_Problem description:_
Output verbatim the lines starting with the line that contains "239, 589, 287]" and going on through the line that contains "458, 318, 473]", both included.

_Information given:_
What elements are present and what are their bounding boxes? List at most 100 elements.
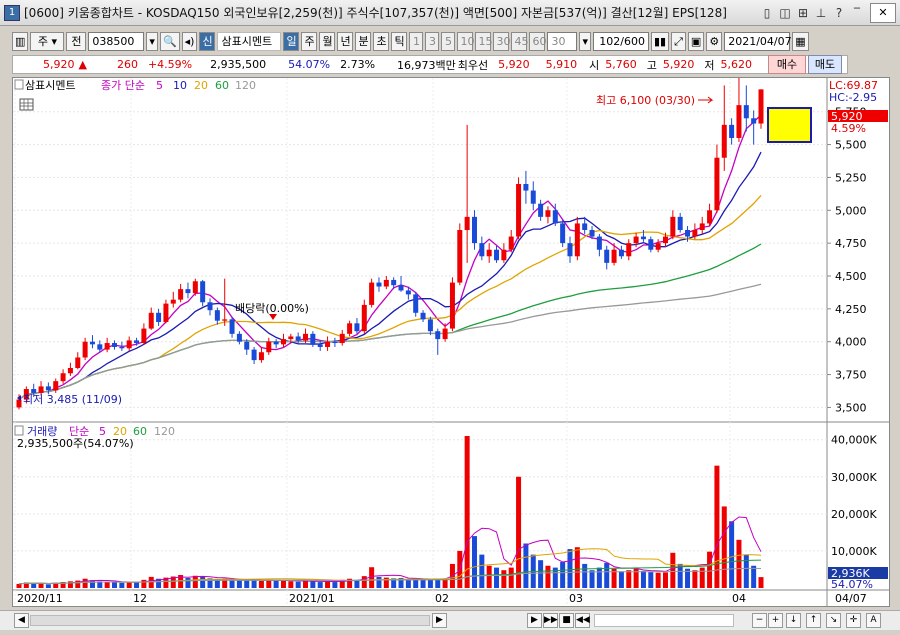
close-icon[interactable]: ✕: [870, 2, 896, 23]
candle-body: [383, 279, 389, 287]
candle-body: [148, 312, 154, 329]
play-icon[interactable]: ▶: [527, 613, 542, 628]
interval-30[interactable]: 30: [493, 31, 510, 51]
period-tab-day[interactable]: 일: [283, 31, 300, 51]
vol-legend-60: 60: [133, 425, 147, 438]
indicator-icon[interactable]: ▮▮: [651, 31, 670, 51]
candle-body: [266, 341, 272, 353]
order-box[interactable]: [767, 107, 812, 143]
save-icon[interactable]: ▣: [687, 31, 705, 51]
bid-price: 5,910: [545, 58, 578, 71]
pointer-icon[interactable]: ↘: [826, 613, 841, 628]
zoom-track[interactable]: [594, 614, 734, 627]
candle-body: [574, 223, 580, 257]
zoom-out-icon[interactable]: −: [752, 613, 767, 628]
candle-body: [655, 243, 661, 250]
stock-code-input[interactable]: 038500: [88, 31, 145, 51]
candle-body: [618, 249, 624, 257]
pin-icon[interactable]: ⊥: [815, 5, 827, 20]
legend-ma-20: 20: [194, 79, 208, 92]
chart-area[interactable]: 5,7505,5005,2505,0004,7504,5004,2504,000…: [12, 77, 890, 607]
period-tab-month[interactable]: 월: [319, 31, 336, 51]
prev-button[interactable]: 전: [66, 31, 87, 51]
arrow-up-icon[interactable]: ↑: [806, 613, 821, 628]
candle-body: [141, 328, 147, 344]
period-tab-minute[interactable]: 분: [355, 31, 372, 51]
crosshair-icon[interactable]: ✛: [846, 613, 861, 628]
settings-icon[interactable]: ⚙: [706, 31, 723, 51]
bottom-scrollbar[interactable]: ◀ ▶ ▶ ▶▶ ■ ◀◀ − + ↓ ↑ ↘ ✛ A: [0, 610, 900, 630]
volume-bar: [545, 565, 551, 588]
table-icon[interactable]: [19, 98, 34, 111]
tool-icon[interactable]: ⊞: [797, 5, 809, 20]
chart-type-icon[interactable]: ▥: [12, 31, 29, 51]
volume-percent: 54.07%: [288, 58, 331, 71]
volume-bar: [156, 578, 162, 588]
interval-60[interactable]: 60: [529, 31, 546, 51]
tile-icon[interactable]: ◫: [779, 5, 791, 20]
interval-45[interactable]: 45: [511, 31, 528, 51]
volume-bar: [126, 582, 132, 588]
sell-button[interactable]: 매도: [808, 55, 842, 74]
volume-bar: [75, 580, 81, 588]
volume-bar: [574, 547, 580, 588]
buy-button[interactable]: 매수: [768, 55, 806, 74]
candle-body: [60, 373, 66, 382]
window-list-icon[interactable]: ▯: [763, 5, 771, 20]
period-tab-week[interactable]: 주: [301, 31, 318, 51]
minimize-icon[interactable]: ‾: [854, 5, 860, 20]
price-chart[interactable]: 5,7505,5005,2505,0004,7504,5004,2504,000…: [13, 78, 889, 606]
y-axis-label: 5,250: [835, 171, 867, 184]
vol-legend-5: 5: [99, 425, 106, 438]
vol-axis-label: 10,000K: [831, 545, 877, 558]
scroll-track[interactable]: [30, 615, 430, 626]
candle-body: [479, 243, 485, 257]
scroll-left-icon[interactable]: ◀: [14, 613, 29, 628]
candle-body: [516, 184, 522, 237]
interval-3[interactable]: 3: [425, 31, 440, 51]
interval-input[interactable]: 30: [547, 31, 578, 51]
volume-bar: [303, 580, 309, 588]
stop-icon[interactable]: ■: [559, 613, 574, 628]
low-label: 저: [704, 58, 715, 72]
candle-body: [552, 210, 558, 224]
candle-body: [229, 319, 235, 334]
scroll-right-icon[interactable]: ▶: [432, 613, 447, 628]
zoom-in-icon[interactable]: +: [768, 613, 783, 628]
calendar-icon[interactable]: ▦: [792, 31, 809, 51]
rewind-icon[interactable]: ◀◀: [575, 613, 590, 628]
help-icon[interactable]: ?: [835, 5, 843, 20]
candle-body: [53, 381, 59, 391]
volume-bar: [192, 575, 198, 588]
interval-10[interactable]: 10: [457, 31, 474, 51]
interval-dropdown-icon[interactable]: ▾: [579, 31, 591, 51]
interval-1[interactable]: 1: [409, 31, 424, 51]
period-tab-tick[interactable]: 틱: [391, 31, 408, 51]
volume-bar: [420, 579, 426, 588]
fast-forward-icon[interactable]: ▶▶: [543, 613, 558, 628]
period-tab-second[interactable]: 초: [373, 31, 390, 51]
ask-price: 5,920: [498, 58, 530, 71]
sound-icon[interactable]: ◂): [181, 31, 198, 51]
candle-body: [288, 336, 294, 340]
count-input[interactable]: 102/600: [593, 31, 649, 51]
candle-body: [699, 223, 705, 230]
volume-bar: [31, 583, 37, 588]
period-select[interactable]: 주 ▾: [30, 31, 65, 51]
date-input[interactable]: 2021/04/07: [724, 31, 792, 51]
volume-bar: [222, 578, 228, 588]
code-dropdown-icon[interactable]: ▾: [146, 31, 158, 51]
volume-bar: [758, 577, 764, 588]
volume-bar: [280, 580, 286, 588]
search-icon[interactable]: 🔍: [159, 31, 180, 51]
candle-body: [596, 236, 602, 250]
drawing-icon[interactable]: ⤢: [671, 31, 686, 51]
volume-bar: [38, 583, 44, 588]
interval-15[interactable]: 15: [475, 31, 492, 51]
arrow-down-icon[interactable]: ↓: [786, 613, 801, 628]
candle-body: [604, 249, 610, 263]
interval-5[interactable]: 5: [441, 31, 456, 51]
vol-last-badge: [828, 567, 888, 579]
chart-a-icon[interactable]: A: [866, 613, 881, 628]
period-tab-year[interactable]: 년: [337, 31, 354, 51]
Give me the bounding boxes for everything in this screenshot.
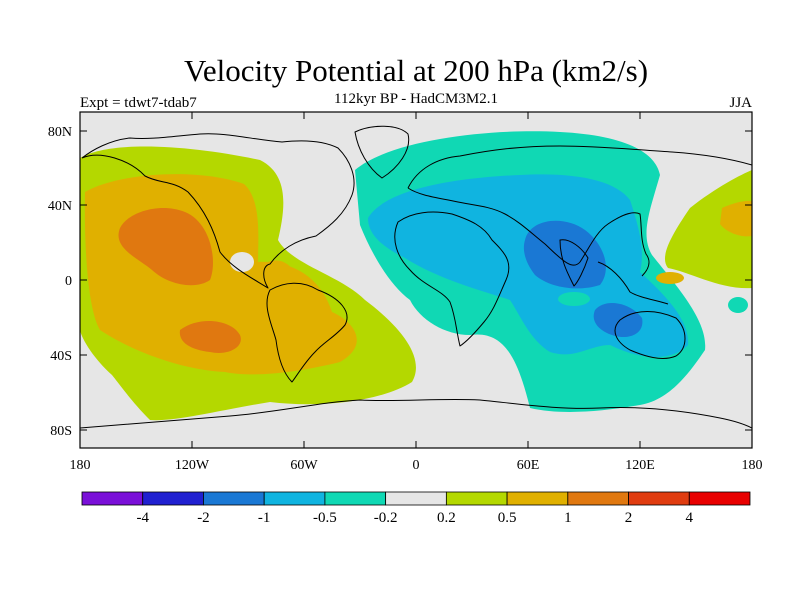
coast-india	[559, 239, 589, 287]
coast-greenland	[354, 125, 410, 179]
colorbar: -4 -2 -1 -0.5 -0.2 0.2 0.5 1 2 4	[81, 491, 751, 526]
positive-anomaly-region	[80, 146, 416, 421]
coast-antarctica	[80, 398, 752, 429]
colorbar-label: 0.5	[498, 510, 517, 526]
colorbar-swatch	[385, 491, 447, 506]
colorbar-swatch	[445, 491, 508, 506]
neutral-pocket-mexico	[230, 252, 254, 272]
lon-tick-label: 180	[70, 458, 91, 473]
season-label: JJA	[729, 95, 752, 111]
positive-pocket-tropical-pacific	[656, 272, 684, 284]
colorbar-label: 2	[625, 510, 633, 526]
axis-ticks	[80, 112, 752, 448]
lon-tick-label: 0	[413, 458, 420, 473]
colorbar-label: -4	[136, 510, 149, 526]
lon-tick-label: 180	[742, 458, 763, 473]
colorbar-swatch	[203, 491, 265, 506]
map-subtitle: 112kyr BP - HadCM3M2.1	[334, 91, 498, 107]
contour-fill-minus-1-australia	[593, 303, 643, 338]
coast-europe-asia	[407, 145, 752, 277]
lat-tick-label: 40S	[50, 349, 72, 364]
colorbar-label: 0.2	[437, 510, 456, 526]
colorbar-swatch	[81, 491, 144, 506]
colorbar-swatch	[263, 491, 326, 506]
coast-africa	[394, 211, 510, 347]
colorbar-label: 4	[686, 510, 694, 526]
lon-tick-label: 60W	[290, 458, 318, 473]
map-title: Velocity Potential at 200 hPa (km2/s)	[184, 53, 648, 88]
latitude-labels: 80N 40N 0 40S 80S	[48, 125, 72, 439]
colorbar-swatch	[506, 491, 569, 506]
colorbar-label: -1	[258, 510, 271, 526]
map-panel	[80, 112, 752, 448]
lon-tick-label: 60E	[517, 458, 540, 473]
contour-fill-1-amazon	[268, 260, 297, 296]
colorbar-swatch	[324, 491, 387, 506]
colorbar-swatch	[628, 491, 690, 506]
colorbar-label: -2	[197, 510, 210, 526]
coast-south-america	[266, 282, 348, 383]
weak-pocket-west-pacific	[728, 297, 748, 313]
longitude-labels: 180 120W 60W 0 60E 120E 180	[70, 458, 763, 473]
weak-pocket-indian-ocean	[558, 292, 590, 306]
positive-anomaly-far-east	[664, 170, 752, 289]
coast-southeast-asia	[597, 261, 669, 305]
lat-tick-label: 40N	[48, 199, 72, 214]
lat-tick-label: 80N	[48, 125, 72, 140]
colorbar-swatch	[567, 491, 629, 506]
coastlines	[80, 125, 752, 429]
colorbar-label: 1	[564, 510, 572, 526]
coast-north-america	[81, 133, 355, 289]
colorbar-swatch	[688, 491, 751, 506]
coast-australia	[614, 311, 686, 359]
colorbar-swatch	[142, 491, 204, 506]
lon-tick-label: 120W	[175, 458, 210, 473]
positive-anomaly-far-east-core	[720, 200, 752, 237]
contour-fill-1-southeast-pacific	[179, 320, 241, 353]
colorbar-label: -0.2	[374, 510, 398, 526]
lon-tick-label: 120E	[625, 458, 655, 473]
experiment-label: Expt = tdwt7-tdab7	[80, 95, 197, 111]
contour-fill-minus-1-india	[523, 220, 606, 289]
lat-tick-label: 80S	[50, 424, 72, 439]
colorbar-label: -0.5	[313, 510, 337, 526]
lat-tick-label: 0	[65, 274, 72, 289]
negative-anomaly-region	[355, 131, 748, 412]
contour-fill-1-northeast-pacific	[118, 207, 213, 286]
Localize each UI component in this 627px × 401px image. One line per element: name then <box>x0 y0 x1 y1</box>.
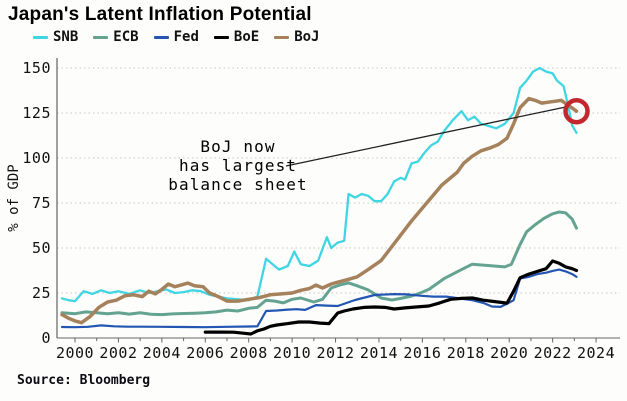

_Finished exercise:_
coast-india	[559, 239, 589, 287]
coast-greenland	[354, 125, 410, 179]
colorbar: -4 -2 -1 -0.5 -0.2 0.2 0.5 1 2 4	[81, 491, 751, 526]
positive-anomaly-region	[80, 146, 416, 421]
coast-antarctica	[80, 398, 752, 429]
colorbar-label: 0.5	[498, 510, 517, 526]
colorbar-swatch	[385, 491, 447, 506]
colorbar-swatch	[445, 491, 508, 506]
neutral-pocket-mexico	[230, 252, 254, 272]
lon-tick-label: 180	[70, 458, 91, 473]
season-label: JJA	[729, 95, 752, 111]
positive-pocket-tropical-pacific	[656, 272, 684, 284]
colorbar-label: 2	[625, 510, 633, 526]
axis-ticks	[80, 112, 752, 448]
lon-tick-label: 0	[413, 458, 420, 473]
colorbar-label: -4	[136, 510, 149, 526]
lon-tick-label: 180	[742, 458, 763, 473]
colorbar-swatch	[203, 491, 265, 506]
map-subtitle: 112kyr BP - HadCM3M2.1	[334, 91, 498, 107]
contour-fill-minus-1-australia	[593, 303, 643, 338]
coast-europe-asia	[407, 145, 752, 277]
lat-tick-label: 40S	[50, 349, 72, 364]
colorbar-label: 0.2	[437, 510, 456, 526]
colorbar-swatch	[81, 491, 144, 506]
colorbar-swatch	[263, 491, 326, 506]
coast-africa	[394, 211, 510, 347]
colorbar-label: 4	[686, 510, 694, 526]
lon-tick-label: 60W	[290, 458, 318, 473]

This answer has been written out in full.